**Фрагмент документа:**
—————

Что касается американцев, то однажды (это было в 1994–1995 году) мне позвонил из Киева Александр Загребельный и сказал: «Борис Евгеньевич Патон просит, чтобы ты переговорила с американцами. Они тут у нас уже полгода крутятся. Хотят купить нашу установку, изучают ее и не верят, что вы действительно работали с УРИ в открытом космосе». Полчаса через переводчика я отвечала на все вопросы, в том числе по поводу капель металла. Было ясно, что американцы излишне осторожны. Они побоялись и не сделали такой инструмент, потому и в Киев приехали. Киевляне были бы рады продать УРИ: Советский Союз развалился, денег нет. Но не сложилось.

—————

[Исходный материал]
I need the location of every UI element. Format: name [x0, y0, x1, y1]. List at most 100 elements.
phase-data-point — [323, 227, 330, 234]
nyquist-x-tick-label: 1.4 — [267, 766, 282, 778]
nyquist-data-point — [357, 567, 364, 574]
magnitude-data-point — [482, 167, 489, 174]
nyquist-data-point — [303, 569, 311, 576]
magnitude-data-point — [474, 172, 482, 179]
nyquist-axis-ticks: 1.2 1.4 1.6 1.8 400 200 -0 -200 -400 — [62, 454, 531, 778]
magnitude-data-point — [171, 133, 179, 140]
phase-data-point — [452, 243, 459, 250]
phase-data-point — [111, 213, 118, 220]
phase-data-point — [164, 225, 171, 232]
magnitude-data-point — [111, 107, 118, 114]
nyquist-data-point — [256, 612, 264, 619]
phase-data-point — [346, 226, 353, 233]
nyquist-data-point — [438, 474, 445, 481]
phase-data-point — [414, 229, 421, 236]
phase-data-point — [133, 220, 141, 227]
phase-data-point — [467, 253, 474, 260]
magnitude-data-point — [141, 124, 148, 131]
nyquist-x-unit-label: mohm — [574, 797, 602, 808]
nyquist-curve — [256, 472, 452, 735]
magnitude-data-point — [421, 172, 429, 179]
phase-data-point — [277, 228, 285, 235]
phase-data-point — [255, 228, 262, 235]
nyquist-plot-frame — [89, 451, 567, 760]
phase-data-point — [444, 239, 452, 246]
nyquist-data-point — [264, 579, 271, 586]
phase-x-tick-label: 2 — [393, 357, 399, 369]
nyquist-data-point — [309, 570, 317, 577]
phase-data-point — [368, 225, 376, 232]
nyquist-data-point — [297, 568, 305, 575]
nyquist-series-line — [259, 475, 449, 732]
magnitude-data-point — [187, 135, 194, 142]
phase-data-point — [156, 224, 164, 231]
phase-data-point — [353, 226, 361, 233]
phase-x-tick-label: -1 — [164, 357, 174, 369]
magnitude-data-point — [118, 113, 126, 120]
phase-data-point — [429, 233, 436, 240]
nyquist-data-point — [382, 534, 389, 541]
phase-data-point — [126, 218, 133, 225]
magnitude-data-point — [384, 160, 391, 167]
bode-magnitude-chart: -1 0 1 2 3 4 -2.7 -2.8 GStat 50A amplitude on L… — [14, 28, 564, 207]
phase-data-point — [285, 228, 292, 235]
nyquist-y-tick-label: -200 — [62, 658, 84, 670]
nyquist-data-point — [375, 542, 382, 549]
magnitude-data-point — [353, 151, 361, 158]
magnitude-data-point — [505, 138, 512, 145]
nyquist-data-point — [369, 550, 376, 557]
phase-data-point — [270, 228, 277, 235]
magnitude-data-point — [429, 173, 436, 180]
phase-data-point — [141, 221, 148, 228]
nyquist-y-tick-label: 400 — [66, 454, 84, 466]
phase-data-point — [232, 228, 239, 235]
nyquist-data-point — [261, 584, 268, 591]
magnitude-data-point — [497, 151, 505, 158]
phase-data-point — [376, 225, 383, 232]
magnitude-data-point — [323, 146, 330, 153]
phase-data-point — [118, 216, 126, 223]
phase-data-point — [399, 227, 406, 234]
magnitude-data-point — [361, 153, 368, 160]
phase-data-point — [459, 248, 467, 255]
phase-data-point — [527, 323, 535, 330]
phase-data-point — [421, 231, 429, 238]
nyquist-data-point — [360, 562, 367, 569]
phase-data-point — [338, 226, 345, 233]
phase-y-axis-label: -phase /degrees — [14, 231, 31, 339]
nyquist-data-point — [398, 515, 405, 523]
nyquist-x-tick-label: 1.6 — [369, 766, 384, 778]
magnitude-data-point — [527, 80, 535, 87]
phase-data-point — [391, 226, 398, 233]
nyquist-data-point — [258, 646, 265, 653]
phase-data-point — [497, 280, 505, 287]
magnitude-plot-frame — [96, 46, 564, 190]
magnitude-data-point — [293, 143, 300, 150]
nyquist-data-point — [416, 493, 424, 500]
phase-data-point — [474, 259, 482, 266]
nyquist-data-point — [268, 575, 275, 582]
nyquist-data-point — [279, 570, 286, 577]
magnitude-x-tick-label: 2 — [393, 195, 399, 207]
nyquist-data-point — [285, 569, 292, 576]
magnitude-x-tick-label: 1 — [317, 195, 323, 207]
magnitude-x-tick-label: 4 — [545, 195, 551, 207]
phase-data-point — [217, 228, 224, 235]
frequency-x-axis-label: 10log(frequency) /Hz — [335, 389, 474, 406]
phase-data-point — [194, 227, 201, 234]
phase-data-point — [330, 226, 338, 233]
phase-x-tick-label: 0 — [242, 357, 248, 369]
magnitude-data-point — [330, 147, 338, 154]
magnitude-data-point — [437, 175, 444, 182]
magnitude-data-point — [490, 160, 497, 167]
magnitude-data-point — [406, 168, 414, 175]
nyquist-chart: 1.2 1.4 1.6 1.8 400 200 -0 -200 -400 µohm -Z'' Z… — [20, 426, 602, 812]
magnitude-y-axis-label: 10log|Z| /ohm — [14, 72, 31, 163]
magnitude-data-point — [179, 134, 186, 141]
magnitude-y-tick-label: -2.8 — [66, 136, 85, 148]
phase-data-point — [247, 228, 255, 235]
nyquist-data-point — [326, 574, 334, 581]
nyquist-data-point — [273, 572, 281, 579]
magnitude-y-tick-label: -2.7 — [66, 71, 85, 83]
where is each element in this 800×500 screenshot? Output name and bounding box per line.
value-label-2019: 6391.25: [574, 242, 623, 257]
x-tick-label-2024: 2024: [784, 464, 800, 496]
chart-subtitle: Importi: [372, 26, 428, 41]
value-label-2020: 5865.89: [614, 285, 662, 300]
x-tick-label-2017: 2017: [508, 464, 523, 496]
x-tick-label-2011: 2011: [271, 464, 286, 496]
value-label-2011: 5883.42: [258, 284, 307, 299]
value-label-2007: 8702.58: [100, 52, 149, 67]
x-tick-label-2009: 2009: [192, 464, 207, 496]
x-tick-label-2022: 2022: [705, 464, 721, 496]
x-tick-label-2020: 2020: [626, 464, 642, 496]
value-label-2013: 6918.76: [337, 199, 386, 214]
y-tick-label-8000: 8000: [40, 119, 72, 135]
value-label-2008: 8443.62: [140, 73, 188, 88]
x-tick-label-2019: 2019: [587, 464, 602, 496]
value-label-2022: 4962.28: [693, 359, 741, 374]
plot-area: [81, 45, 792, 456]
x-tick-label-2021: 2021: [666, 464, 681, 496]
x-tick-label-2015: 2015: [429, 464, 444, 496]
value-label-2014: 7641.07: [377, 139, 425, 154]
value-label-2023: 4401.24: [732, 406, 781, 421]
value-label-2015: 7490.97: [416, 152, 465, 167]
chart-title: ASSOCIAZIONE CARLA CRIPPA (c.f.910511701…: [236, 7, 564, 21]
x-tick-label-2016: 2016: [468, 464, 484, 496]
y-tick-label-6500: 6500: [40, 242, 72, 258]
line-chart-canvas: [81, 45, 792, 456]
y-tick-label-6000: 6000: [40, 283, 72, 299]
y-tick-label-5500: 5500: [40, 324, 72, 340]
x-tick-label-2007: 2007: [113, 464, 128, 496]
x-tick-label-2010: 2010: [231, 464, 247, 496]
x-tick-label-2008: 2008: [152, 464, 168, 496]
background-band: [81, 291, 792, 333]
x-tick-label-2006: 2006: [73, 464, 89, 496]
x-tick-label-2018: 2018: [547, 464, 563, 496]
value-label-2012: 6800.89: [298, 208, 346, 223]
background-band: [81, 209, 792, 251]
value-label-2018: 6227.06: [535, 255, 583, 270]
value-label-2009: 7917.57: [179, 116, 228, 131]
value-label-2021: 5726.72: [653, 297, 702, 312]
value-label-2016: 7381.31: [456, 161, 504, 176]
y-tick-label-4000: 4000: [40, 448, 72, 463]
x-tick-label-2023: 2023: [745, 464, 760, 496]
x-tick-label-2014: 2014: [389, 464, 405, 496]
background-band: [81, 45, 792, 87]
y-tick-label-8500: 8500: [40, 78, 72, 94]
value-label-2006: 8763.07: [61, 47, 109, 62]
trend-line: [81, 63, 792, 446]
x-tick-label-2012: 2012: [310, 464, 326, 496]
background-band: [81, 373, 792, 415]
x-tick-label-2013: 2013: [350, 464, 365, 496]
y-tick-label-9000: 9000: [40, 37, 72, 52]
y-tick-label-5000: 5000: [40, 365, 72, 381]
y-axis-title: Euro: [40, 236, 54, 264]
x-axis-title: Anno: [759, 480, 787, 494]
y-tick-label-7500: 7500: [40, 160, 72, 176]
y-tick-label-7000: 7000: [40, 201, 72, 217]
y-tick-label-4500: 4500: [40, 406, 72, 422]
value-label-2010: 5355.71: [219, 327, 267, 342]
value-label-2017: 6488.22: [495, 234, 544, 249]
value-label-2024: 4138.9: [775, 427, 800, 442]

—————

**Ваша задача:** Верните без изменений весь фрагмент о переговорах с американцами насчет установки УРИ. Материал для выполнения этого задания не используется.

**Ответ на задание:**
Что касается американцев, то однажды (это было в 1994–1995 году) мне позвонил из Киева Александр Загребельный и сказал: «Борис Евгеньевич Патон просит, чтобы ты переговорила с американцами. Они тут у нас уже полгода крутятся. Хотят купить нашу установку, изучают ее и не верят, что вы действительно работали с УРИ в открытом космосе». Полчаса через переводчика я отвечала на все вопросы, в том числе по поводу капель металла. Было ясно, что американцы излишне осторожны. Они побоялись и не сделали такой инструмент, потому и в Киев приехали. Киевляне были бы рады продать УРИ: Советский Союз развалился, денег нет. Но не сложилось.